## BEGIN SOURCE RECORDS

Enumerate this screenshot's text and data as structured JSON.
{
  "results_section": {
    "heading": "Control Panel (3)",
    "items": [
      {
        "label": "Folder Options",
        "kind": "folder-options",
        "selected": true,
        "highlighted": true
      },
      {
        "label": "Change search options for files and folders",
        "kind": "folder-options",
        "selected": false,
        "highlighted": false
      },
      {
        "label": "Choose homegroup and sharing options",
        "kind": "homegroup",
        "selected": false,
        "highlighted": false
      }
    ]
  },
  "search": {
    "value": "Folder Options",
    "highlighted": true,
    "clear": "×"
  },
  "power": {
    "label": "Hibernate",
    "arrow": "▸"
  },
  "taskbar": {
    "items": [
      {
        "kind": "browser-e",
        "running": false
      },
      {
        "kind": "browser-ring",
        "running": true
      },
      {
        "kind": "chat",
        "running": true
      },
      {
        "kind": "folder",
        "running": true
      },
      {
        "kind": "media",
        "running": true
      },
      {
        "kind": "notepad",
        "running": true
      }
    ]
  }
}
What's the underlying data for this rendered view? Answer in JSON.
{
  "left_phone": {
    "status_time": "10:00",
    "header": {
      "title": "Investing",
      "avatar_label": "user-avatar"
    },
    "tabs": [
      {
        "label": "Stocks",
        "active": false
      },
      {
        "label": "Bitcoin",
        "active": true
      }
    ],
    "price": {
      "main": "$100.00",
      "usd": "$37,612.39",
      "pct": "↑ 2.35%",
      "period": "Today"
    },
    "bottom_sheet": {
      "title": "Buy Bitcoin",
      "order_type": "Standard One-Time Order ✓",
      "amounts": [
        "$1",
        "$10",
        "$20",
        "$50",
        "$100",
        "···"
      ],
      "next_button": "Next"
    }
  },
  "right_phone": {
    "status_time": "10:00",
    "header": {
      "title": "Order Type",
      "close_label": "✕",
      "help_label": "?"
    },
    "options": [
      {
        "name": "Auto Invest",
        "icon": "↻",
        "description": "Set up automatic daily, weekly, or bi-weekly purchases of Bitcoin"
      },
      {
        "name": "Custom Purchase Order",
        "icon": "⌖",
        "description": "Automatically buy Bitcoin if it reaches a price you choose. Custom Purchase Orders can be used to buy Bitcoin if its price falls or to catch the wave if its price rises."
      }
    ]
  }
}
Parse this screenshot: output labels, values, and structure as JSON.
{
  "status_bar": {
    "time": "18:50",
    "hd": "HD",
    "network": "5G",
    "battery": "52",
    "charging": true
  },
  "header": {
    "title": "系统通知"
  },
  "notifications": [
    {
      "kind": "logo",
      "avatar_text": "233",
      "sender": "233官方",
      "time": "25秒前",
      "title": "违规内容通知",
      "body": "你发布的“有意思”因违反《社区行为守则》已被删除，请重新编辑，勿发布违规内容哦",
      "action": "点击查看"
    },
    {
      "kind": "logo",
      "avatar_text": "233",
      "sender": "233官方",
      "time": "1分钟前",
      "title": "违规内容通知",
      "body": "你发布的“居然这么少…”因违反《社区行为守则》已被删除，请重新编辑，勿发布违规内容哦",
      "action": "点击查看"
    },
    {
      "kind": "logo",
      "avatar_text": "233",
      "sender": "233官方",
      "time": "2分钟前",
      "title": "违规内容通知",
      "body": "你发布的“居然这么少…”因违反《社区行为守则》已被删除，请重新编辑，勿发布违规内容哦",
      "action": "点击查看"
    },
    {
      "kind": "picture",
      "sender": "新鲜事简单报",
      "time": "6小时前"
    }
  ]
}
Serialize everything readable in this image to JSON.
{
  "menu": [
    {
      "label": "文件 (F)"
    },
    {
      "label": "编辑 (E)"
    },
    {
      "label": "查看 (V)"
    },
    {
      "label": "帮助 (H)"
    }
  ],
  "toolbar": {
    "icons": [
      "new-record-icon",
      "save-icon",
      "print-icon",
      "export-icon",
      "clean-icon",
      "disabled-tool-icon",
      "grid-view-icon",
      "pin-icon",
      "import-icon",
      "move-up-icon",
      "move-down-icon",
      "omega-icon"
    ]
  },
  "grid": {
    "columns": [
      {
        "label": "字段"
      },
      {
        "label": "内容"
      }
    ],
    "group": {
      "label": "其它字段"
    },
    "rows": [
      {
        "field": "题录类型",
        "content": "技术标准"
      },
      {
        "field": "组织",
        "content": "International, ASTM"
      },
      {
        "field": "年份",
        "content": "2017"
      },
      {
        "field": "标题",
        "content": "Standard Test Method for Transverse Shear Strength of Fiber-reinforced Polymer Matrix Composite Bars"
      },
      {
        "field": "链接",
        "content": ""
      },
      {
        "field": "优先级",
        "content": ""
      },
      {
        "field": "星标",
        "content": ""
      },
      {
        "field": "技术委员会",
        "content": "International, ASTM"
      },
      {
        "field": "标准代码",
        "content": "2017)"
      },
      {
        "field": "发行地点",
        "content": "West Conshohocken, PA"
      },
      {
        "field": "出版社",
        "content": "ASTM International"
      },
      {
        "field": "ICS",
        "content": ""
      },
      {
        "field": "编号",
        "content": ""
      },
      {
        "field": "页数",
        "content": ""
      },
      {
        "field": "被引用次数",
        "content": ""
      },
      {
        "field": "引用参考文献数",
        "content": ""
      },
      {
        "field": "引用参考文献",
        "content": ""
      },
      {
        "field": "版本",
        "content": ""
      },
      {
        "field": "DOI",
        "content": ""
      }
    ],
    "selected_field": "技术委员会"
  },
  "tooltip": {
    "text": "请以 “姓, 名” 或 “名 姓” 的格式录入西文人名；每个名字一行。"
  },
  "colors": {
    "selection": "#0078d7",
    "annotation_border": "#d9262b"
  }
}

## END SOURCE RECORDS

> TASK DETAILS
Return from the data every line that holds "view".

> FULL RESPONSE
What's the underlying data for this rendered view? Answer in JSON.
      "grid-view-icon",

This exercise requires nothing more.